** Material provided **
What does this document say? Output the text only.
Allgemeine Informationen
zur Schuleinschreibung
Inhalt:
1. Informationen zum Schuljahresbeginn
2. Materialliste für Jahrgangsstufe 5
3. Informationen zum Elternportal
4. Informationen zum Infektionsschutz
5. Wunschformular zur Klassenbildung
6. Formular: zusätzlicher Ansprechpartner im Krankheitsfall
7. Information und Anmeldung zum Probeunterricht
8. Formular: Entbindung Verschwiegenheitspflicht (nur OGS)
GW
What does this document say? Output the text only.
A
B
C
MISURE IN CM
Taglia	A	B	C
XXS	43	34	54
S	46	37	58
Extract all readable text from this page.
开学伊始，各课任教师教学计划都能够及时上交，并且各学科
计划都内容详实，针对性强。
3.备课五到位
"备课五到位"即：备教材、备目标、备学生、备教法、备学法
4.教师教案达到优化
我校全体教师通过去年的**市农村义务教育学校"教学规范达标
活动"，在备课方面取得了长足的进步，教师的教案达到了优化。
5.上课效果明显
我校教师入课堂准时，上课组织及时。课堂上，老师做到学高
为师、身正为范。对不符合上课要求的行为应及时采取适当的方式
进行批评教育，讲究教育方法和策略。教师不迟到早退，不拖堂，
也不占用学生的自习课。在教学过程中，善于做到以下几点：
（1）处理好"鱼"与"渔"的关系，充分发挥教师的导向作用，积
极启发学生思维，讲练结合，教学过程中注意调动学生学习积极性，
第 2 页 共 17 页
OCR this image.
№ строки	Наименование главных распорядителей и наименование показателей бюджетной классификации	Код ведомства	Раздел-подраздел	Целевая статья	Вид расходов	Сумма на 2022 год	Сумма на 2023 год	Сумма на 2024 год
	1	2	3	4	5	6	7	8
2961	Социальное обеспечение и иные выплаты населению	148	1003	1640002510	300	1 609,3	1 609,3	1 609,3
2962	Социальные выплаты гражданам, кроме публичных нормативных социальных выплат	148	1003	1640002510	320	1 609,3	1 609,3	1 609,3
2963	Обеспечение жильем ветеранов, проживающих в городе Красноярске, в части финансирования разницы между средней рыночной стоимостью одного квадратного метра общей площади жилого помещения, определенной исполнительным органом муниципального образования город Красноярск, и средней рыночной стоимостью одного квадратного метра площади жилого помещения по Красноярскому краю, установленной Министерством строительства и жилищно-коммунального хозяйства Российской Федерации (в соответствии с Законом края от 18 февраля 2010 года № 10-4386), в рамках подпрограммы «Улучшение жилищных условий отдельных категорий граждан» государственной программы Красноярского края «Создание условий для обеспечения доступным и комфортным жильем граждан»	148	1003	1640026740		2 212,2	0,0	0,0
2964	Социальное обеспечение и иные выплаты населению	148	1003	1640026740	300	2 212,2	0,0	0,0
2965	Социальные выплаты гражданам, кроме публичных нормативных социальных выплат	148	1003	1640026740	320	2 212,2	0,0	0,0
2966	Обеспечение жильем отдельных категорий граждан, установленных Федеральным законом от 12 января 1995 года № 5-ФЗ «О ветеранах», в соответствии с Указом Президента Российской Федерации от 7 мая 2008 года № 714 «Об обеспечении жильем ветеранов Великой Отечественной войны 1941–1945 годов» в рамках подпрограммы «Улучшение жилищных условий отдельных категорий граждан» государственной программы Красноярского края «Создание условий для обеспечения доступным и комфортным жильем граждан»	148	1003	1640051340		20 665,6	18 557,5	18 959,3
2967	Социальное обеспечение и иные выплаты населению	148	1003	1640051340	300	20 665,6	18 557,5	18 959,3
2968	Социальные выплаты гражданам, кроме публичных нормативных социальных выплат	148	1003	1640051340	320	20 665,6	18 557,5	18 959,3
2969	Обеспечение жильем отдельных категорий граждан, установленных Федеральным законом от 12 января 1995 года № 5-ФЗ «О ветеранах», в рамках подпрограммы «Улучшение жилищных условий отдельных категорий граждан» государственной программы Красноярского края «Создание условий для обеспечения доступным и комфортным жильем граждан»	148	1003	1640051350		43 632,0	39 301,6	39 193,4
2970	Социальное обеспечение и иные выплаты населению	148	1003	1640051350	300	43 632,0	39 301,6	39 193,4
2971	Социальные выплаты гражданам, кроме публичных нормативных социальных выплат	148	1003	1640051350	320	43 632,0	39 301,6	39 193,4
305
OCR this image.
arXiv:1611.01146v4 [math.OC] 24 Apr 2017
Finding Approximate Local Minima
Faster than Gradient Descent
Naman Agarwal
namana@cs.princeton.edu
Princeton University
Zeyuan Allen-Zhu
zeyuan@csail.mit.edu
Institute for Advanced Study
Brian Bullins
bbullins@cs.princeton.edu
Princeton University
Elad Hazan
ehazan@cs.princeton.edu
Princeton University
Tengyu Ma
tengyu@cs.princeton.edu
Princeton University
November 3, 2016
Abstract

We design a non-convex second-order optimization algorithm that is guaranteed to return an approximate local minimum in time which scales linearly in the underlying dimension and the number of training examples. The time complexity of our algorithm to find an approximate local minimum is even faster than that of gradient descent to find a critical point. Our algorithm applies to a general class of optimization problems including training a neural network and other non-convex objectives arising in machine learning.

** Task statement **
A line counts if it holds the word "Социальное". Work out how many lines in the listing count, and give only that number.

** Worked answer **
4